-- Start --
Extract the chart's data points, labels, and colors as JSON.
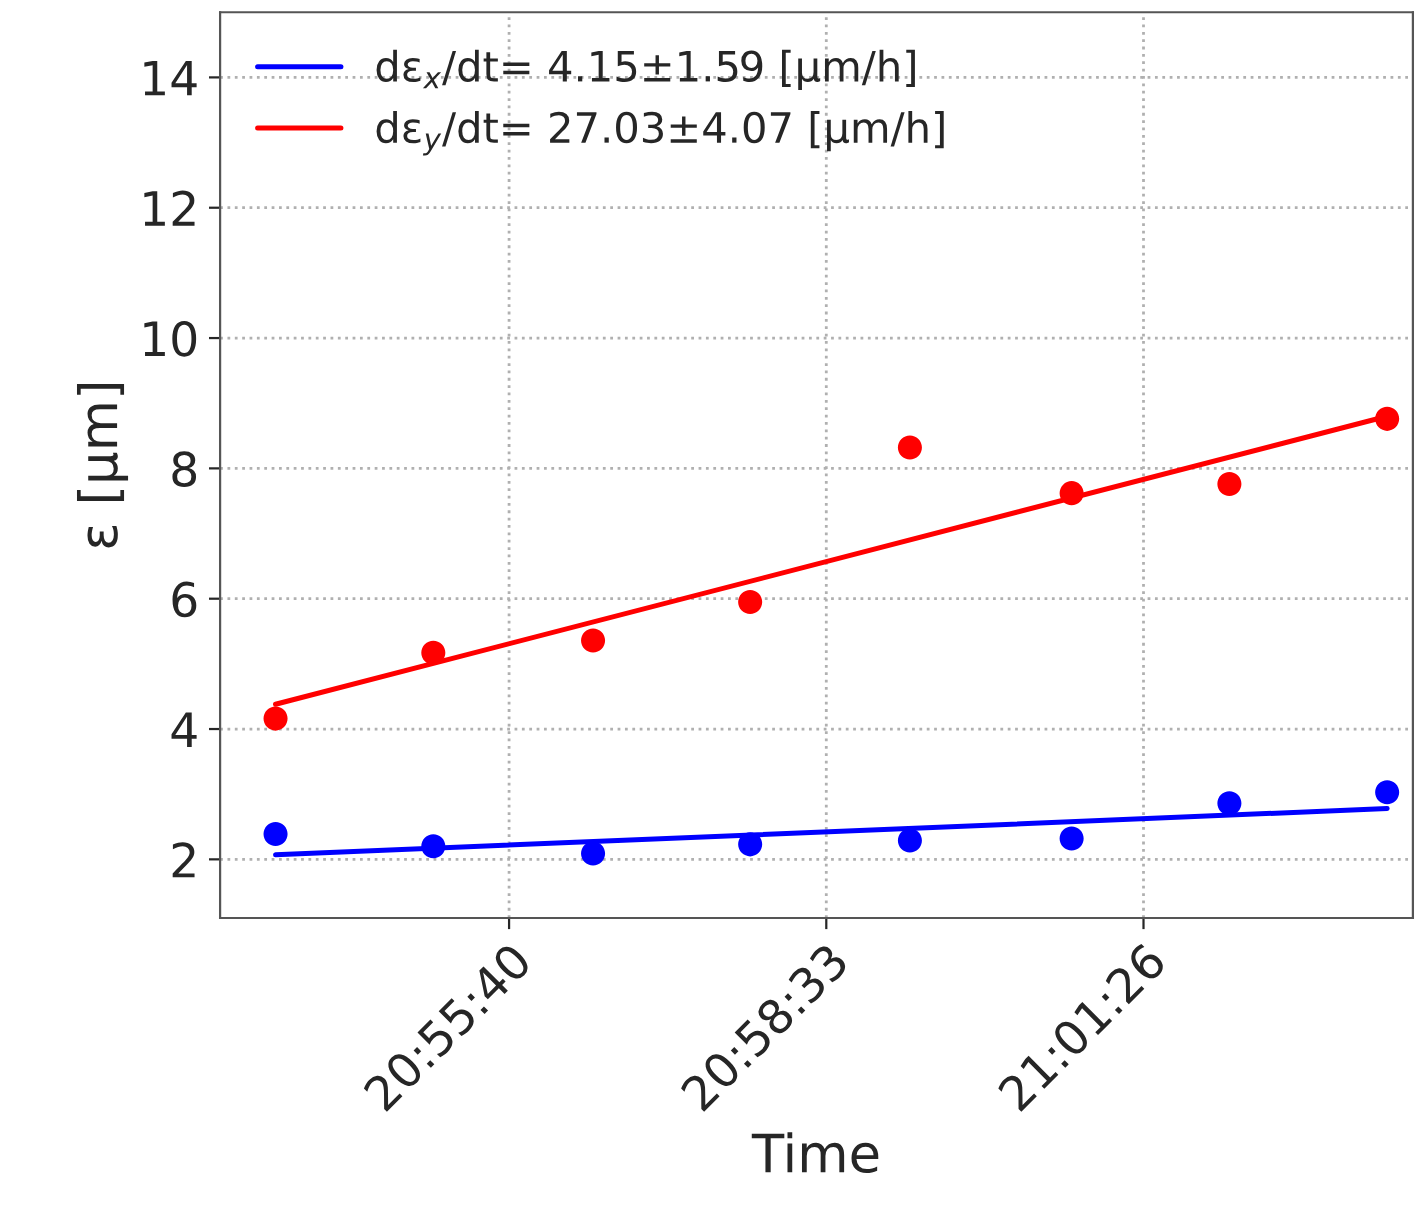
{
  "chart_data": {
    "type": "scatter",
    "xlabel": "Time",
    "ylabel": "ε [μm]",
    "xlim": [
      20.884,
      21.0647
    ],
    "xticks": [
      {
        "value": 20.927778,
        "label": "20:55:40"
      },
      {
        "value": 20.975833,
        "label": "20:58:33"
      },
      {
        "value": 21.023889,
        "label": "21:01:26"
      }
    ],
    "ylim": [
      1.1,
      15
    ],
    "yticks": [
      2,
      4,
      6,
      8,
      10,
      12,
      14
    ],
    "grid": true,
    "legend": "top left",
    "series": [
      {
        "type": "line",
        "name": "dε$_{x}$/dt= 4.15±1.59 [μm/h]",
        "color": "#0000ff",
        "x": [
          20.8924,
          21.0608
        ],
        "values": [
          2.07,
          2.78
        ],
        "marker": "none",
        "line_style": "solid"
      },
      {
        "type": "line",
        "name": "dε$_{y}$/dt= 27.03±4.07 [μm/h]",
        "color": "#ff0000",
        "x": [
          20.8924,
          21.0608
        ],
        "values": [
          4.38,
          8.8
        ],
        "marker": "none",
        "line_style": "solid"
      },
      {
        "color": "#0000ff",
        "marker": "circle",
        "x": [
          20.8924,
          20.9163,
          20.9405,
          20.9643,
          20.9885,
          21.013,
          21.0369,
          21.0608
        ],
        "values": [
          2.39,
          2.2,
          2.09,
          2.23,
          2.29,
          2.32,
          2.86,
          3.03
        ]
      },
      {
        "color": "#ff0000",
        "marker": "circle",
        "x": [
          20.8924,
          20.9163,
          20.9405,
          20.9643,
          20.9885,
          21.013,
          21.0369,
          21.0608
        ],
        "values": [
          4.16,
          5.17,
          5.36,
          5.95,
          8.32,
          7.62,
          7.76,
          8.76
        ]
      }
    ]
  }
}
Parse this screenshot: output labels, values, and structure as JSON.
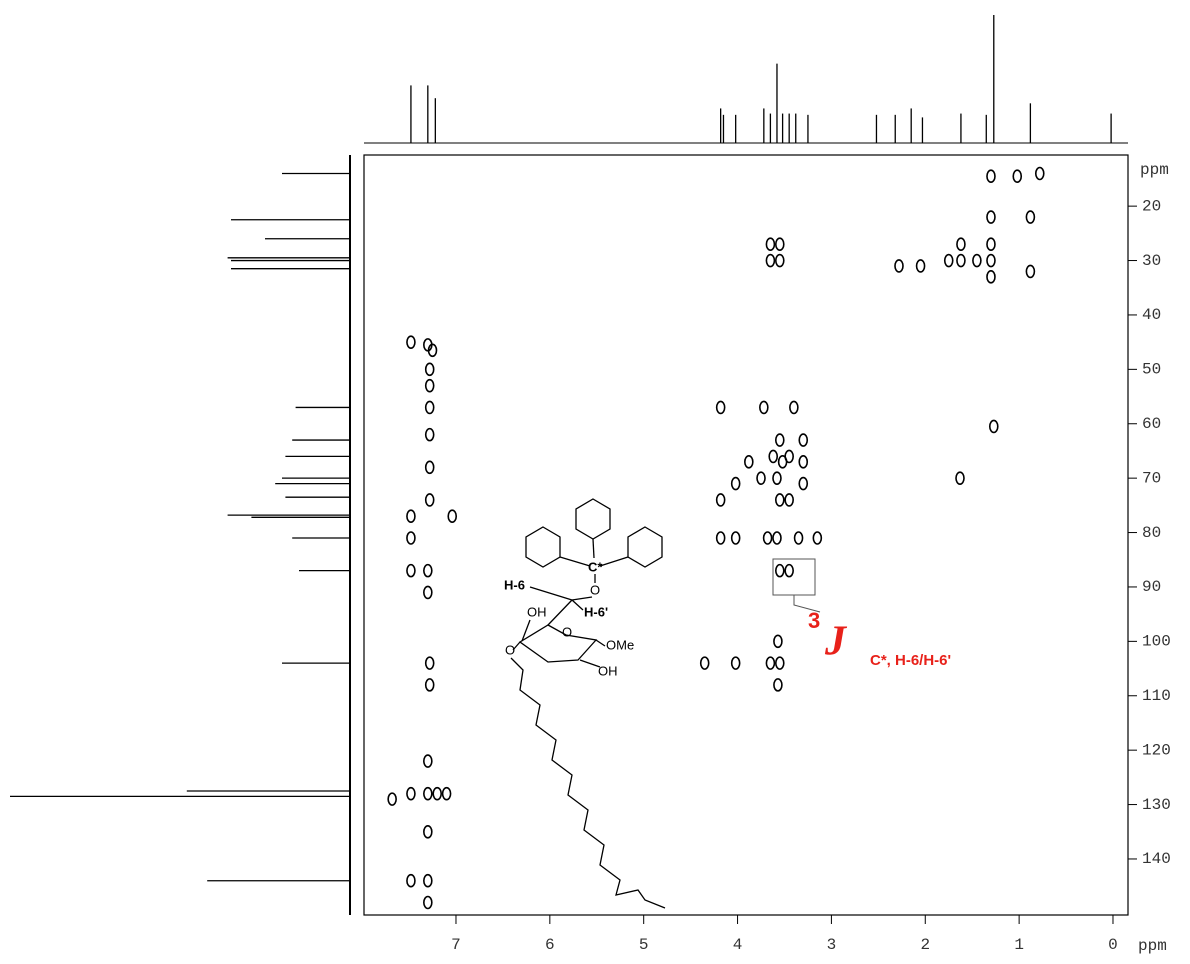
-- End --
## INSTRUCTIONS FOR THE TASK
Copy each line of the listing that includes "labels".

## REPLY TO THE EXERCISE
Extract the chart's data points, labels, and colors as JSON.
Parse this screenshot: output labels, values, and structure as JSON.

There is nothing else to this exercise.